Task to carry out:
Extract each line from the entries below that has the string "these" in it.

Given records:
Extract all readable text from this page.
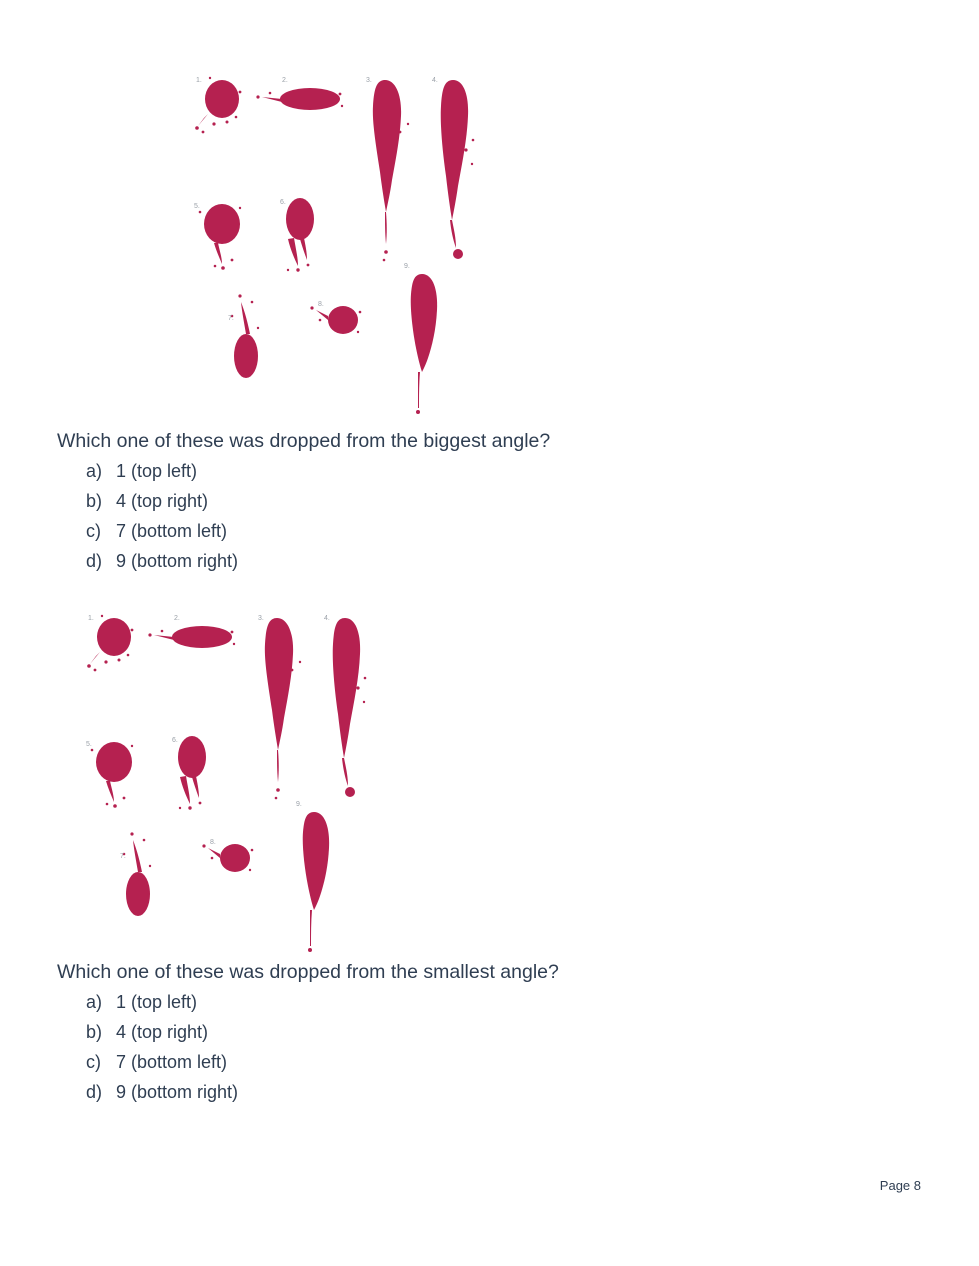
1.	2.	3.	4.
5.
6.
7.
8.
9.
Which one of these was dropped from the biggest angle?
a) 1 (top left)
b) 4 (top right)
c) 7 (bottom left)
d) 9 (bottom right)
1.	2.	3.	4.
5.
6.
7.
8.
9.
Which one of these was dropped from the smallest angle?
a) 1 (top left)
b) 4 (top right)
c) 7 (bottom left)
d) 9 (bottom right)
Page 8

Worked solution:
Which one of these was dropped from the biggest angle?
Which one of these was dropped from the smallest angle?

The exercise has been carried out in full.